(Extracted data entries)
────────────────────

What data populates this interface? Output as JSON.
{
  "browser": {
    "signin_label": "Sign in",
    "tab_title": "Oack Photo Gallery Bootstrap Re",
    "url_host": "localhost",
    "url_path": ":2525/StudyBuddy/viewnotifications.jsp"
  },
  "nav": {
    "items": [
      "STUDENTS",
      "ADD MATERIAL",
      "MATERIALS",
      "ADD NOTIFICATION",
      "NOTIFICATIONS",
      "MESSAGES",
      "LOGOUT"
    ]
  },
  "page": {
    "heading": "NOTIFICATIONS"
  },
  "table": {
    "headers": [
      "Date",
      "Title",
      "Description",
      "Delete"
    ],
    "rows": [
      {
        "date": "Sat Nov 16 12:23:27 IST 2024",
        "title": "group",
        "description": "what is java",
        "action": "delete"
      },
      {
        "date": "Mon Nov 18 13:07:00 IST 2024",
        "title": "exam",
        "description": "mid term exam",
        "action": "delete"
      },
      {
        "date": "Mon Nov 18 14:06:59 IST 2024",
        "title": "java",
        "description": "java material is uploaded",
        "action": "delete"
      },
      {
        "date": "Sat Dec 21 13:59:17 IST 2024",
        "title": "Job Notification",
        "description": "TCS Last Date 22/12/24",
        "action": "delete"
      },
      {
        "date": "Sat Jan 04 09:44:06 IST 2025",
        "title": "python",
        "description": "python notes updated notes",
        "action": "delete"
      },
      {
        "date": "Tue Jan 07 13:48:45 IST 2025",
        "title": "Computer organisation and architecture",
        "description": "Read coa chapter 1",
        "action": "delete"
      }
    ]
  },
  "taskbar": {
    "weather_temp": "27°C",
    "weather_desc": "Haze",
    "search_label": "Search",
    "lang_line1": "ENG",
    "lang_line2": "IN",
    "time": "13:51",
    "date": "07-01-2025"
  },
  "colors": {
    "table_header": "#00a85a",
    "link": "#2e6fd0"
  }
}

────────────────────

_WRITTEN REQUEST_
Recopy the whole listing exactly.

_WRITTEN RESPONSE_
What data populates this interface? Output as JSON.
{
  "browser": {
    "signin_label": "Sign in",
    "tab_title": "Oack Photo Gallery Bootstrap Re",
    "url_host": "localhost",
    "url_path": ":2525/StudyBuddy/viewnotifications.jsp"
  },
  "nav": {
    "items": [
      "STUDENTS",
      "ADD MATERIAL",
      "MATERIALS",
      "ADD NOTIFICATION",
      "NOTIFICATIONS",
      "MESSAGES",
      "LOGOUT"
    ]
  },
  "page": {
    "heading": "NOTIFICATIONS"
  },
  "table": {
    "headers": [
      "Date",
      "Title",
      "Description",
      "Delete"
    ],
    "rows": [
      {
        "date": "Sat Nov 16 12:23:27 IST 2024",
        "title": "group",
        "description": "what is java",
        "action": "delete"
      },
      {
        "date": "Mon Nov 18 13:07:00 IST 2024",
        "title": "exam",
        "description": "mid term exam",
        "action": "delete"
      },
      {
        "date": "Mon Nov 18 14:06:59 IST 2024",
        "title": "java",
        "description": "java material is uploaded",
        "action": "delete"
      },
      {
        "date": "Sat Dec 21 13:59:17 IST 2024",
        "title": "Job Notification",
        "description": "TCS Last Date 22/12/24",
        "action": "delete"
      },
      {
        "date": "Sat Jan 04 09:44:06 IST 2025",
        "title": "python",
        "description": "python notes updated notes",
        "action": "delete"
      },
      {
        "date": "Tue Jan 07 13:48:45 IST 2025",
        "title": "Computer organisation and architecture",
        "description": "Read coa chapter 1",
        "action": "delete"
      }
    ]
  },
  "taskbar": {
    "weather_temp": "27°C",
    "weather_desc": "Haze",
    "search_label": "Search",
    "lang_line1": "ENG",
    "lang_line2": "IN",
    "time": "13:51",
    "date": "07-01-2025"
  },
  "colors": {
    "table_header": "#00a85a",
    "link": "#2e6fd0"
  }
}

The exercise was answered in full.